Dataset entries
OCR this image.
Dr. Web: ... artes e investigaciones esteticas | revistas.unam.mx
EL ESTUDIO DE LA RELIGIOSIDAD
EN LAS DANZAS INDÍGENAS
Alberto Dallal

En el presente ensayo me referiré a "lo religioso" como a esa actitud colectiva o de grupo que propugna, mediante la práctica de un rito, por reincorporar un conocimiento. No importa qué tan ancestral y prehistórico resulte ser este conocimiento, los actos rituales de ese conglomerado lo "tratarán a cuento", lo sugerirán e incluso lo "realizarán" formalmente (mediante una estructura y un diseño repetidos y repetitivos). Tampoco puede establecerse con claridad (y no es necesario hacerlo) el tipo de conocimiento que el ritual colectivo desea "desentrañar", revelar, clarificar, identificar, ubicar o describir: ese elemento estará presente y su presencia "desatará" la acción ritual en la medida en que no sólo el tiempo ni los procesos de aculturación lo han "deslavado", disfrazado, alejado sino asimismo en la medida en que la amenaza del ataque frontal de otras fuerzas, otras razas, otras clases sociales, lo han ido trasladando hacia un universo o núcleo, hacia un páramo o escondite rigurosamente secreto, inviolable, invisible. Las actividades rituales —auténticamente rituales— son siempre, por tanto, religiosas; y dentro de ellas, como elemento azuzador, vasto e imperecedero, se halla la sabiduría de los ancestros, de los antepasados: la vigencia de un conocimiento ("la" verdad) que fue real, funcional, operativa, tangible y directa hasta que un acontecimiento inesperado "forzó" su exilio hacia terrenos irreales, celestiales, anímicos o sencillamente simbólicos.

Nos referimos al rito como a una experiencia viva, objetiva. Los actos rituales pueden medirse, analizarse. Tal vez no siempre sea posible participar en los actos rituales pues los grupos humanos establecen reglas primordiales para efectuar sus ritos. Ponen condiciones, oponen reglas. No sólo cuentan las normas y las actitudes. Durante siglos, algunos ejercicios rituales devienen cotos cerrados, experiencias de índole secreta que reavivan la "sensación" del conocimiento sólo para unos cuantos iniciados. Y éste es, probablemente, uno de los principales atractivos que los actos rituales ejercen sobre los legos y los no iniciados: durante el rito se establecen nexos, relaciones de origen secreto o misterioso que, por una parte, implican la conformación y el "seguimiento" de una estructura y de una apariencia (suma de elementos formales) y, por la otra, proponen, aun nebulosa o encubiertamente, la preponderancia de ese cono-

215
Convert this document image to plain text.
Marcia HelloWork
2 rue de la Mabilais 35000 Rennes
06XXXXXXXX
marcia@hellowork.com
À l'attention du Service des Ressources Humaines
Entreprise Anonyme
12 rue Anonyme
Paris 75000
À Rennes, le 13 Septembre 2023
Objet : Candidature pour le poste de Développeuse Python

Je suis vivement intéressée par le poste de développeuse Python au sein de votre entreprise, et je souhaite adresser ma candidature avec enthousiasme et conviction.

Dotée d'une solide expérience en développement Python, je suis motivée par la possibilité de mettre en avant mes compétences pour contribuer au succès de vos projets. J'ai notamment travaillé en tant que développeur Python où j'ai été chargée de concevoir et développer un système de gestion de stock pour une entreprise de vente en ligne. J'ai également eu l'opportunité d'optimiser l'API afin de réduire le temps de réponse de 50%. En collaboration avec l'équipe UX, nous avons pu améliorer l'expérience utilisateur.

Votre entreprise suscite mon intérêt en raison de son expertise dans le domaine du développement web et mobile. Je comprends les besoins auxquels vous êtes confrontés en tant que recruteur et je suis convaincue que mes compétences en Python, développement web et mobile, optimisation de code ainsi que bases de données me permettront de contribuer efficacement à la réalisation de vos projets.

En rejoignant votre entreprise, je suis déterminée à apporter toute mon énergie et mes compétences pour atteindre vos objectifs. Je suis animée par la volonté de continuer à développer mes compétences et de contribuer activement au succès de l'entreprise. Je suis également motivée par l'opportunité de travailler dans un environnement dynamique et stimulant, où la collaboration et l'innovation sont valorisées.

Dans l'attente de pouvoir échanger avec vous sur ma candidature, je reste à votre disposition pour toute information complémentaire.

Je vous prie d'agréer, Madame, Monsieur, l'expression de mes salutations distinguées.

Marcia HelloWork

--- What to work on ---
Please restate the data word for word, every record included.

--- Output for this exercise ---
OCR this image.
Dr. Web: ... artes e investigaciones esteticas | revistas.unam.mx
EL ESTUDIO DE LA RELIGIOSIDAD
EN LAS DANZAS INDÍGENAS
Alberto Dallal

En el presente ensayo me referiré a "lo religioso" como a esa actitud colectiva o de grupo que propugna, mediante la práctica de un rito, por reincorporar un conocimiento. No importa qué tan ancestral y prehistórico resulte ser este conocimiento, los actos rituales de ese conglomerado lo "tratarán a cuento", lo sugerirán e incluso lo "realizarán" formalmente (mediante una estructura y un diseño repetidos y repetitivos). Tampoco puede establecerse con claridad (y no es necesario hacerlo) el tipo de conocimiento que el ritual colectivo desea "desentrañar", revelar, clarificar, identificar, ubicar o describir: ese elemento estará presente y su presencia "desatará" la acción ritual en la medida en que no sólo el tiempo ni los procesos de aculturación lo han "deslavado", disfrazado, alejado sino asimismo en la medida en que la amenaza del ataque frontal de otras fuerzas, otras razas, otras clases sociales, lo han ido trasladando hacia un universo o núcleo, hacia un páramo o escondite rigurosamente secreto, inviolable, invisible. Las actividades rituales —auténticamente rituales— son siempre, por tanto, religiosas; y dentro de ellas, como elemento azuzador, vasto e imperecedero, se halla la sabiduría de los ancestros, de los antepasados: la vigencia de un conocimiento ("la" verdad) que fue real, funcional, operativa, tangible y directa hasta que un acontecimiento inesperado "forzó" su exilio hacia terrenos irreales, celestiales, anímicos o sencillamente simbólicos.

Nos referimos al rito como a una experiencia viva, objetiva. Los actos rituales pueden medirse, analizarse. Tal vez no siempre sea posible participar en los actos rituales pues los grupos humanos establecen reglas primordiales para efectuar sus ritos. Ponen condiciones, oponen reglas. No sólo cuentan las normas y las actitudes. Durante siglos, algunos ejercicios rituales devienen cotos cerrados, experiencias de índole secreta que reavivan la "sensación" del conocimiento sólo para unos cuantos iniciados. Y éste es, probablemente, uno de los principales atractivos que los actos rituales ejercen sobre los legos y los no iniciados: durante el rito se establecen nexos, relaciones de origen secreto o misterioso que, por una parte, implican la conformación y el "seguimiento" de una estructura y de una apariencia (suma de elementos formales) y, por la otra, proponen, aun nebulosa o encubiertamente, la preponderancia de ese cono-

215
Convert this document image to plain text.
Marcia HelloWork
2 rue de la Mabilais 35000 Rennes
06XXXXXXXX
marcia@hellowork.com
À l'attention du Service des Ressources Humaines
Entreprise Anonyme
12 rue Anonyme
Paris 75000
À Rennes, le 13 Septembre 2023
Objet : Candidature pour le poste de Développeuse Python

Je suis vivement intéressée par le poste de développeuse Python au sein de votre entreprise, et je souhaite adresser ma candidature avec enthousiasme et conviction.

Dotée d'une solide expérience en développement Python, je suis motivée par la possibilité de mettre en avant mes compétences pour contribuer au succès de vos projets. J'ai notamment travaillé en tant que développeur Python où j'ai été chargée de concevoir et développer un système de gestion de stock pour une entreprise de vente en ligne. J'ai également eu l'opportunité d'optimiser l'API afin de réduire le temps de réponse de 50%. En collaboration avec l'équipe UX, nous avons pu améliorer l'expérience utilisateur.

Votre entreprise suscite mon intérêt en raison de son expertise dans le domaine du développement web et mobile. Je comprends les besoins auxquels vous êtes confrontés en tant que recruteur et je suis convaincue que mes compétences en Python, développement web et mobile, optimisation de code ainsi que bases de données me permettront de contribuer efficacement à la réalisation de vos projets.

En rejoignant votre entreprise, je suis déterminée à apporter toute mon énergie et mes compétences pour atteindre vos objectifs. Je suis animée par la volonté de continuer à développer mes compétences et de contribuer activement au succès de l'entreprise. Je suis également motivée par l'opportunité de travailler dans un environnement dynamique et stimulant, où la collaboration et l'innovation sont valorisées.

Dans l'attente de pouvoir échanger avec vous sur ma candidature, je reste à votre disposition pour toute information complémentaire.

Je vous prie d'agréer, Madame, Monsieur, l'expression de mes salutations distinguées.

Marcia HelloWork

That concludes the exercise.